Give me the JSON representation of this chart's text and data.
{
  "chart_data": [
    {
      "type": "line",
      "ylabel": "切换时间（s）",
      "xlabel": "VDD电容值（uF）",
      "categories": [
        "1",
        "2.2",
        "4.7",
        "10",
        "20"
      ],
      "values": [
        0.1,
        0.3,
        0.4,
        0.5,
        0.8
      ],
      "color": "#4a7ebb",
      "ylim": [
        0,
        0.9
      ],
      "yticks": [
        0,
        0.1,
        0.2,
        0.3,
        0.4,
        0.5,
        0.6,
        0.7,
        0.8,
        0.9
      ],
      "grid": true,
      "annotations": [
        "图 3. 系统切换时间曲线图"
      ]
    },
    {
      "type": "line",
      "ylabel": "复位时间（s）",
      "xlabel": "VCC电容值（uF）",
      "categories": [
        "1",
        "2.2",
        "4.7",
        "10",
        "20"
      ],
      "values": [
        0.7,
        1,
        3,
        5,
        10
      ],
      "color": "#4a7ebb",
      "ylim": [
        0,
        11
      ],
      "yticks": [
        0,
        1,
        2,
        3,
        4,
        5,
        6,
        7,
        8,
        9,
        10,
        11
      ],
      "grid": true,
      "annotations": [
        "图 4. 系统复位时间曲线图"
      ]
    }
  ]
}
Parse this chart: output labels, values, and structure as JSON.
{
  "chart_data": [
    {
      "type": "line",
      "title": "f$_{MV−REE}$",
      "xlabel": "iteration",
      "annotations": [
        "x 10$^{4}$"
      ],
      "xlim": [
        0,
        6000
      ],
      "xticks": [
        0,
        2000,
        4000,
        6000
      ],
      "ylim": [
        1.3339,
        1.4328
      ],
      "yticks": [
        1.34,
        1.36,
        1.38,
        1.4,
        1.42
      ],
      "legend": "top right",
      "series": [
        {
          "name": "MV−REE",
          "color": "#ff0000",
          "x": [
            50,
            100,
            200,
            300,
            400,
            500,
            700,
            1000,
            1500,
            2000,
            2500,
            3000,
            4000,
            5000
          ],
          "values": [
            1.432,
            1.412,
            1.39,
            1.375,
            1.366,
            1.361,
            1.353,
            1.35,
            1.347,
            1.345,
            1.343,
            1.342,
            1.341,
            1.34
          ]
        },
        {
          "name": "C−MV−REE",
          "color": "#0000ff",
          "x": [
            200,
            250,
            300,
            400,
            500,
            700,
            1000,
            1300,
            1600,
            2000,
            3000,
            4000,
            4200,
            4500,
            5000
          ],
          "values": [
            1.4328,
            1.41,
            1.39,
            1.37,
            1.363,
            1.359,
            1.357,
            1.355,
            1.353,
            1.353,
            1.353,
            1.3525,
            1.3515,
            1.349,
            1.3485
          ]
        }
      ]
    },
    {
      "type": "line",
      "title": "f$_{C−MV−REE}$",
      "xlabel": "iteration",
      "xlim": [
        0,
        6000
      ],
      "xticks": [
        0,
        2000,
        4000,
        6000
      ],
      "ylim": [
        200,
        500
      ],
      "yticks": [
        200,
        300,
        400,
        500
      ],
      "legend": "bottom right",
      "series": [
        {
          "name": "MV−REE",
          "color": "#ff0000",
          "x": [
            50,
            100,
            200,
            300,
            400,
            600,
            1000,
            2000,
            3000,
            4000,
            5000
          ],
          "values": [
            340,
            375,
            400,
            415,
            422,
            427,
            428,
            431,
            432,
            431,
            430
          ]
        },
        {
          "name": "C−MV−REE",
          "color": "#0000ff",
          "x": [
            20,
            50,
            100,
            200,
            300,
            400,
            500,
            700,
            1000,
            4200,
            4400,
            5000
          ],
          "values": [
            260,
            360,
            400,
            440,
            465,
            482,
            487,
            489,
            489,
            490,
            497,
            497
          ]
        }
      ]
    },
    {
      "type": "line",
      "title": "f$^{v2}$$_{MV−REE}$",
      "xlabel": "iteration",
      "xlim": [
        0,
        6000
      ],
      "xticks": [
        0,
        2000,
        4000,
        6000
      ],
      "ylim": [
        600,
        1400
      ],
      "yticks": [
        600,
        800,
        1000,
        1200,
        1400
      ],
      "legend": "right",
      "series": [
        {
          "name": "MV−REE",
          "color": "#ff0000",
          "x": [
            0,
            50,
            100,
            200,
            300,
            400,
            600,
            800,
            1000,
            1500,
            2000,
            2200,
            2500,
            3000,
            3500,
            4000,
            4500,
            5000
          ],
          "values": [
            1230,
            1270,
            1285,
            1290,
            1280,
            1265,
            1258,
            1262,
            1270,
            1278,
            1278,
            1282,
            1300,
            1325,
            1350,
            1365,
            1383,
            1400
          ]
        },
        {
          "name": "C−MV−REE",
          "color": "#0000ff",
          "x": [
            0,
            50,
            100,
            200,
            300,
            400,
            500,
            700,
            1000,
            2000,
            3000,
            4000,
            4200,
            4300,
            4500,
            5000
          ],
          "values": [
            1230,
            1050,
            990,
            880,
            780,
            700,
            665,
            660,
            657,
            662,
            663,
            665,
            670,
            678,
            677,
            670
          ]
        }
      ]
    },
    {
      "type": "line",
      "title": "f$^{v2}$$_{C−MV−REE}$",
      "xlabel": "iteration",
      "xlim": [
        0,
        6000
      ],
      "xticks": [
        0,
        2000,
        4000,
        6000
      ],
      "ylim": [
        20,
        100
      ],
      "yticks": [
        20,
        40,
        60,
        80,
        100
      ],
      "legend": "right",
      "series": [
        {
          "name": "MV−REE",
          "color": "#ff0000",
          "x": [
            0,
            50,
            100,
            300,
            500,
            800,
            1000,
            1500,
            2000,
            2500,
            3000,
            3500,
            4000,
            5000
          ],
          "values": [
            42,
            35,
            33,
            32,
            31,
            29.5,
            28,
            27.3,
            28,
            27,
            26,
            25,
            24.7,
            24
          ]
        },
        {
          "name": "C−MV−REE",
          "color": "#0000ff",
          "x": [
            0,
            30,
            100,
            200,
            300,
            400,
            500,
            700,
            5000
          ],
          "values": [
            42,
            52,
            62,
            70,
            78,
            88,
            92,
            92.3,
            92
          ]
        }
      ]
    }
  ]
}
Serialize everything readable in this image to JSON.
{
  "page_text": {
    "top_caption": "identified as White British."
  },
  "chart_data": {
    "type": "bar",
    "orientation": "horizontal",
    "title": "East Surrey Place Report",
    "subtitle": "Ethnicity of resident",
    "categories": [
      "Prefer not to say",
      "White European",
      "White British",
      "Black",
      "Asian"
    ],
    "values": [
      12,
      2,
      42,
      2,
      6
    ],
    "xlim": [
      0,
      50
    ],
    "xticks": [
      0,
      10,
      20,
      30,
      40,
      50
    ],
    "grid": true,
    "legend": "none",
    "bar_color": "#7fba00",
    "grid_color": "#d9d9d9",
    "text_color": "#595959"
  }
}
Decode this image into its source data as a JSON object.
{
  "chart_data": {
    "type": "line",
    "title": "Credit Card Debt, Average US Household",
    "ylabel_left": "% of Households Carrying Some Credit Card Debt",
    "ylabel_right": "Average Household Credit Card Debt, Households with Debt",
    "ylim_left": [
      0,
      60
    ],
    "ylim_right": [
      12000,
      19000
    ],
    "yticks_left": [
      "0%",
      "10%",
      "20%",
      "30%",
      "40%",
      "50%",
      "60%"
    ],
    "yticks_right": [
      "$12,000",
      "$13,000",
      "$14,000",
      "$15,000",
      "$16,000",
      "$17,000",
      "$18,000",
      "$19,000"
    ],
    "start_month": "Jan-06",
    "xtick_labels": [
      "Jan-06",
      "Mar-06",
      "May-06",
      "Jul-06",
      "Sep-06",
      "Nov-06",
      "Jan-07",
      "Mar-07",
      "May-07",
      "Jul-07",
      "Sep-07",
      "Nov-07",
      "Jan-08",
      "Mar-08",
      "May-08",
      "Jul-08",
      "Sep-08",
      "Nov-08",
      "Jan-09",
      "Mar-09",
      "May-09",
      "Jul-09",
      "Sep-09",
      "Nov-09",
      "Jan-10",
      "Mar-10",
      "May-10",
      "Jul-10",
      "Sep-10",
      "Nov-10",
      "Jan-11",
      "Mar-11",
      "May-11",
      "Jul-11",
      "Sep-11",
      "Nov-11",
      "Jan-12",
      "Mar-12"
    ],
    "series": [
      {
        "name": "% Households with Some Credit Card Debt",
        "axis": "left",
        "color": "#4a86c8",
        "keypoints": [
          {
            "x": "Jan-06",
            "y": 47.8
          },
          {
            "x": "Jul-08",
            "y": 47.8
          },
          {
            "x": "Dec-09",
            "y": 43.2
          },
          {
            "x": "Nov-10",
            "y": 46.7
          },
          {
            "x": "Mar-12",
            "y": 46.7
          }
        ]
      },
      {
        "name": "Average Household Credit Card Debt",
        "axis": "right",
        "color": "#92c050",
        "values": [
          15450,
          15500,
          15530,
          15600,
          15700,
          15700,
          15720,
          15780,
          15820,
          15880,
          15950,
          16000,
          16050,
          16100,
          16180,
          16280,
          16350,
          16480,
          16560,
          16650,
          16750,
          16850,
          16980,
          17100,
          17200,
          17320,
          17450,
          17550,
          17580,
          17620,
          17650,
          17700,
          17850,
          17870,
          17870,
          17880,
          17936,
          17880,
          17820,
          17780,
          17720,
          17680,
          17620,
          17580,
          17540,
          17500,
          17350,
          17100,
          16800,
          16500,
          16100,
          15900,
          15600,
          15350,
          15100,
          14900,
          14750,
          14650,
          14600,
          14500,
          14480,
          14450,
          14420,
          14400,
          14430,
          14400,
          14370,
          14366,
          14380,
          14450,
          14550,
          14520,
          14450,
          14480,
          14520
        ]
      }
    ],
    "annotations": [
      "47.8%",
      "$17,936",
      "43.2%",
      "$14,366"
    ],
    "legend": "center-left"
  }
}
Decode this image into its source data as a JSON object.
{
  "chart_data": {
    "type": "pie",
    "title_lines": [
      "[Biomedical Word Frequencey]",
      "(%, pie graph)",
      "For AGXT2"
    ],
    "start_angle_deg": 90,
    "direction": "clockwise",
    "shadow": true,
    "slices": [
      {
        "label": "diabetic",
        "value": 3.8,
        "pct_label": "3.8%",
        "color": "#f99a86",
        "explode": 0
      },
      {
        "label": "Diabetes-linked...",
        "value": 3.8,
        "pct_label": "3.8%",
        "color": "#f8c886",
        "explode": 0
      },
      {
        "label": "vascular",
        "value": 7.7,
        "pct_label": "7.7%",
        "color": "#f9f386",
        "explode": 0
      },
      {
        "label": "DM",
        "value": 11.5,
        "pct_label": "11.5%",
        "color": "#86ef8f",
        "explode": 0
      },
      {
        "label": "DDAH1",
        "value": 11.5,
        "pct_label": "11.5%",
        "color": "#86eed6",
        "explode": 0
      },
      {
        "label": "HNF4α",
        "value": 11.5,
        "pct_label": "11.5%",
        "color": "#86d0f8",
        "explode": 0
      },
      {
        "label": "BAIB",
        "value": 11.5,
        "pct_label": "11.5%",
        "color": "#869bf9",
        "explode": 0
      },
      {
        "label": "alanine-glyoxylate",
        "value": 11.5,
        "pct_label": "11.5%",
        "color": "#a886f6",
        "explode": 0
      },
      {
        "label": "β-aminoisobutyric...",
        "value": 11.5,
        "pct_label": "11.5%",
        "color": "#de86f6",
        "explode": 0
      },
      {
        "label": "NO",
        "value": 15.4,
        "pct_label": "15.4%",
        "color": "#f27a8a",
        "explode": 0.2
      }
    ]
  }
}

* Given exercise *
How many lines in the records above contain the word "Debt"? Reply with the number and nothing more.

* Final answer *
5